◆ **Directions for this task**
Make an exact copy of each entry, leaving out every picture.

◆ **Data for this task**
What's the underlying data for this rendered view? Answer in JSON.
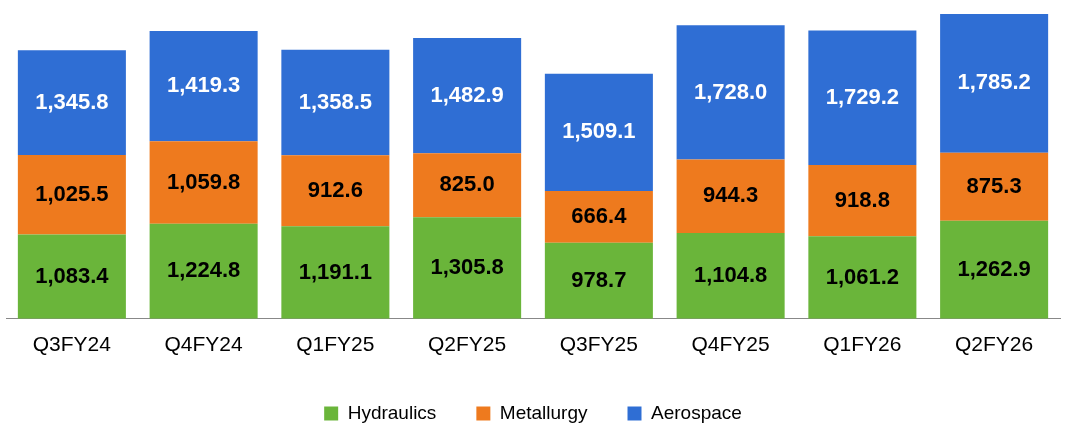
{
  "chart_data": {
    "type": "bar",
    "stacked": true,
    "legend": "bottom",
    "grid": false,
    "categories": [
      "Q3FY24",
      "Q4FY24",
      "Q1FY25",
      "Q2FY25",
      "Q3FY25",
      "Q4FY25",
      "Q1FY26",
      "Q2FY26"
    ],
    "series": [
      {
        "name": "Hydraulics",
        "color": "#6ab53a",
        "values": [
          1083.4,
          1224.8,
          1191.1,
          1305.8,
          978.7,
          1104.8,
          1061.2,
          1262.9
        ],
        "value_labels": [
          "1,083.4",
          "1,224.8",
          "1,191.1",
          "1,305.8",
          "978.7",
          "1,104.8",
          "1,061.2",
          "1,262.9"
        ]
      },
      {
        "name": "Metallurgy",
        "color": "#ee7a1e",
        "values": [
          1025.5,
          1059.8,
          912.6,
          825.0,
          666.4,
          944.3,
          918.8,
          875.3
        ],
        "value_labels": [
          "1,025.5",
          "1,059.8",
          "912.6",
          "825.0",
          "666.4",
          "944.3",
          "918.8",
          "875.3"
        ]
      },
      {
        "name": "Aerospace",
        "color": "#2f6ed4",
        "values": [
          1345.8,
          1419.3,
          1358.5,
          1482.9,
          1509.1,
          1728.0,
          1729.2,
          1785.2
        ],
        "value_labels": [
          "1,345.8",
          "1,419.3",
          "1,358.5",
          "1,482.9",
          "1,509.1",
          "1,728.0",
          "1,729.2",
          "1,785.2"
        ]
      }
    ]
  }
}
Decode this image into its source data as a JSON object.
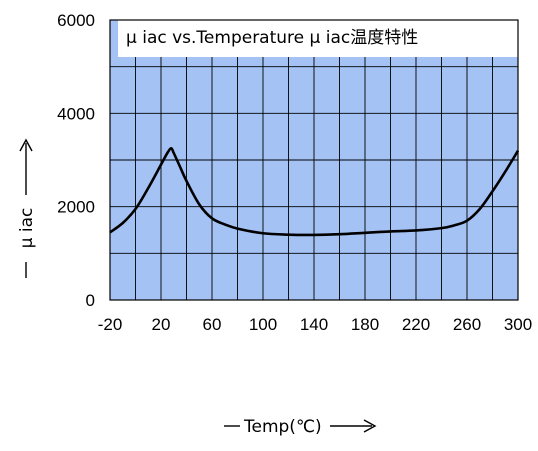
{
  "chart_data": {
    "type": "line",
    "title": "μ iac vs.Temperature   μ iac温度特性",
    "xlabel": "Temp(℃)",
    "ylabel": "μ iac",
    "xlim": [
      -20,
      300
    ],
    "ylim": [
      0,
      6000
    ],
    "x_ticks": [
      "-20",
      "20",
      "60",
      "100",
      "140",
      "180",
      "220",
      "260",
      "300"
    ],
    "y_ticks": [
      "0",
      "2000",
      "4000",
      "6000"
    ],
    "grid": true,
    "plot_background": "#a4c2f4",
    "line_color": "#000000",
    "series": [
      {
        "x": [
          -20,
          -10,
          0,
          10,
          20,
          25,
          28,
          30,
          35,
          40,
          50,
          60,
          70,
          80,
          100,
          120,
          140,
          160,
          180,
          200,
          220,
          240,
          250,
          260,
          270,
          280,
          290,
          300
        ],
        "values": [
          1450,
          1650,
          1950,
          2400,
          2900,
          3150,
          3250,
          3150,
          2850,
          2550,
          2050,
          1750,
          1620,
          1530,
          1430,
          1400,
          1395,
          1410,
          1440,
          1470,
          1490,
          1540,
          1600,
          1700,
          1950,
          2330,
          2750,
          3200
        ]
      }
    ]
  }
}
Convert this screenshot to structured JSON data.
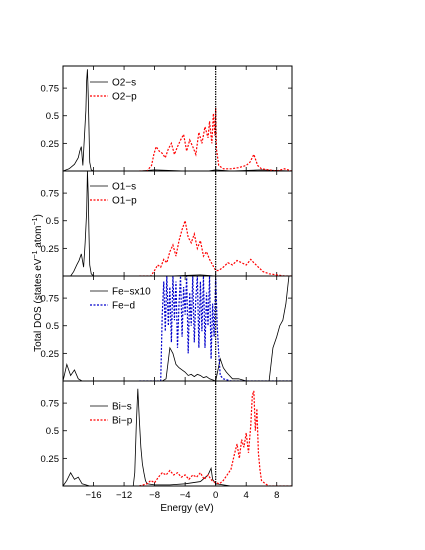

◆ **Result of the task**
What's the underlying data for this rendered view? Answer in JSON.
{
  "chart_data": {
    "type": "bar",
    "stacked": true,
    "legend": "bottom",
    "grid": false,
    "categories": [
      "Q3FY24",
      "Q4FY24",
      "Q1FY25",
      "Q2FY25",
      "Q3FY25",
      "Q4FY25",
      "Q1FY26",
      "Q2FY26"
    ],
    "series": [
      {
        "name": "Hydraulics",
        "color": "#6ab53a",
        "values": [
          1083.4,
          1224.8,
          1191.1,
          1305.8,
          978.7,
          1104.8,
          1061.2,
          1262.9
        ],
        "value_labels": [
          "1,083.4",
          "1,224.8",
          "1,191.1",
          "1,305.8",
          "978.7",
          "1,104.8",
          "1,061.2",
          "1,262.9"
        ]
      },
      {
        "name": "Metallurgy",
        "color": "#ee7a1e",
        "values": [
          1025.5,
          1059.8,
          912.6,
          825.0,
          666.4,
          944.3,
          918.8,
          875.3
        ],
        "value_labels": [
          "1,025.5",
          "1,059.8",
          "912.6",
          "825.0",
          "666.4",
          "944.3",
          "918.8",
          "875.3"
        ]
      },
      {
        "name": "Aerospace",
        "color": "#2f6ed4",
        "values": [
          1345.8,
          1419.3,
          1358.5,
          1482.9,
          1509.1,
          1728.0,
          1729.2,
          1785.2
        ],
        "value_labels": [
          "1,345.8",
          "1,419.3",
          "1,358.5",
          "1,482.9",
          "1,509.1",
          "1,728.0",
          "1,729.2",
          "1,785.2"
        ]
      }
    ]
  }
}
Decode this image into its source data as a JSON object.
{
  "chart_data": {
    "type": "line",
    "title": "μ iac vs.Temperature   μ iac温度特性",
    "xlabel": "Temp(℃)",
    "ylabel": "μ iac",
    "xlim": [
      -20,
      300
    ],
    "ylim": [
      0,
      6000
    ],
    "x_ticks": [
      "-20",
      "20",
      "60",
      "100",
      "140",
      "180",
      "220",
      "260",
      "300"
    ],
    "y_ticks": [
      "0",
      "2000",
      "4000",
      "6000"
    ],
    "grid": true,
    "plot_background": "#a4c2f4",
    "line_color": "#000000",
    "series": [
      {
        "x": [
          -20,
          -10,
          0,
          10,
          20,
          25,
          28,
          30,
          35,
          40,
          50,
          60,
          70,
          80,
          100,
          120,
          140,
          160,
          180,
          200,
          220,
          240,
          250,
          260,
          270,
          280,
          290,
          300
        ],
        "values": [
          1450,
          1650,
          1950,
          2400,
          2900,
          3150,
          3250,
          3150,
          2850,
          2550,
          2050,
          1750,
          1620,
          1530,
          1430,
          1400,
          1395,
          1410,
          1440,
          1470,
          1490,
          1540,
          1600,
          1700,
          1950,
          2330,
          2750,
          3200
        ]
      }
    ]
  }
}
Convert this screenshot to structured JSON data.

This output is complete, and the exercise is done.